* [Task goal]
Print the listing that follows, character for character.

Begin Supplied data

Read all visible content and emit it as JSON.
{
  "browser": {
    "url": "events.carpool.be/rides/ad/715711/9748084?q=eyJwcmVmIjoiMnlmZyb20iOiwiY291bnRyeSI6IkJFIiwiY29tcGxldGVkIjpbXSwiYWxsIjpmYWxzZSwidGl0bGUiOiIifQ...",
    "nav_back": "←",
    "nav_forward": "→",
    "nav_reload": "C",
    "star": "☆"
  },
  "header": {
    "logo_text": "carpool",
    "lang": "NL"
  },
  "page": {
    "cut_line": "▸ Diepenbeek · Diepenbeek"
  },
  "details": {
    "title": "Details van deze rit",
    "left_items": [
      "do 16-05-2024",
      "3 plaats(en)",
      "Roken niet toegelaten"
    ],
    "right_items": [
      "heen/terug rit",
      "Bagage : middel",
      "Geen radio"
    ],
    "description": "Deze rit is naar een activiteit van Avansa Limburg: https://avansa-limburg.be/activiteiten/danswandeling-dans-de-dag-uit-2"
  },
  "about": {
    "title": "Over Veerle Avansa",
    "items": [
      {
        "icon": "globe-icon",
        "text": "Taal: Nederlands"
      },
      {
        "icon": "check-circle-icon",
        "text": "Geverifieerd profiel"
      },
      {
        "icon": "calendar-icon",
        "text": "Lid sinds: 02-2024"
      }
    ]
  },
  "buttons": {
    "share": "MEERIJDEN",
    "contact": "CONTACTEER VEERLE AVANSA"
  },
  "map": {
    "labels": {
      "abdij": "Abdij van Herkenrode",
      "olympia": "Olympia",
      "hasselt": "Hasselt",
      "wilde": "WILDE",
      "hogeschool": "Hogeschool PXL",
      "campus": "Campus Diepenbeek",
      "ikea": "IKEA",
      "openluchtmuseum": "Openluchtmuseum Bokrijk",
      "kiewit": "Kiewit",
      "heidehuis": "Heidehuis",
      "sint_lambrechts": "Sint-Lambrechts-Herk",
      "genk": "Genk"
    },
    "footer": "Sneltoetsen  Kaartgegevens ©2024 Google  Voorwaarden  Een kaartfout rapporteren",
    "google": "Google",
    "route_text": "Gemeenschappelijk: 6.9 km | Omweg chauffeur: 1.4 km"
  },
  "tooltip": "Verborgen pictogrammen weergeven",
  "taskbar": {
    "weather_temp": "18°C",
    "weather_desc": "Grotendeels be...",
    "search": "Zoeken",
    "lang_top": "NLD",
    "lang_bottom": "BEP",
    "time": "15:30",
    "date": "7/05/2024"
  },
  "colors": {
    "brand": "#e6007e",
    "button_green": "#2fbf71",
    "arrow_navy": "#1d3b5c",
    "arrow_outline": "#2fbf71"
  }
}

End Supplied data

* [Answer to this problem]
Read all visible content and emit it as JSON.
{
  "browser": {
    "url": "events.carpool.be/rides/ad/715711/9748084?q=eyJwcmVmIjoiMnlmZyb20iOiwiY291bnRyeSI6IkJFIiwiY29tcGxldGVkIjpbXSwiYWxsIjpmYWxzZSwidGl0bGUiOiIifQ...",
    "nav_back": "←",
    "nav_forward": "→",
    "nav_reload": "C",
    "star": "☆"
  },
  "header": {
    "logo_text": "carpool",
    "lang": "NL"
  },
  "page": {
    "cut_line": "▸ Diepenbeek · Diepenbeek"
  },
  "details": {
    "title": "Details van deze rit",
    "left_items": [
      "do 16-05-2024",
      "3 plaats(en)",
      "Roken niet toegelaten"
    ],
    "right_items": [
      "heen/terug rit",
      "Bagage : middel",
      "Geen radio"
    ],
    "description": "Deze rit is naar een activiteit van Avansa Limburg: https://avansa-limburg.be/activiteiten/danswandeling-dans-de-dag-uit-2"
  },
  "about": {
    "title": "Over Veerle Avansa",
    "items": [
      {
        "icon": "globe-icon",
        "text": "Taal: Nederlands"
      },
      {
        "icon": "check-circle-icon",
        "text": "Geverifieerd profiel"
      },
      {
        "icon": "calendar-icon",
        "text": "Lid sinds: 02-2024"
      }
    ]
  },
  "buttons": {
    "share": "MEERIJDEN",
    "contact": "CONTACTEER VEERLE AVANSA"
  },
  "map": {
    "labels": {
      "abdij": "Abdij van Herkenrode",
      "olympia": "Olympia",
      "hasselt": "Hasselt",
      "wilde": "WILDE",
      "hogeschool": "Hogeschool PXL",
      "campus": "Campus Diepenbeek",
      "ikea": "IKEA",
      "openluchtmuseum": "Openluchtmuseum Bokrijk",
      "kiewit": "Kiewit",
      "heidehuis": "Heidehuis",
      "sint_lambrechts": "Sint-Lambrechts-Herk",
      "genk": "Genk"
    },
    "footer": "Sneltoetsen  Kaartgegevens ©2024 Google  Voorwaarden  Een kaartfout rapporteren",
    "google": "Google",
    "route_text": "Gemeenschappelijk: 6.9 km | Omweg chauffeur: 1.4 km"
  },
  "tooltip": "Verborgen pictogrammen weergeven",
  "taskbar": {
    "weather_temp": "18°C",
    "weather_desc": "Grotendeels be...",
    "search": "Zoeken",
    "lang_top": "NLD",
    "lang_bottom": "BEP",
    "time": "15:30",
    "date": "7/05/2024"
  },
  "colors": {
    "brand": "#e6007e",
    "button_green": "#2fbf71",
    "arrow_navy": "#1d3b5c",
    "arrow_outline": "#2fbf71"
  }
}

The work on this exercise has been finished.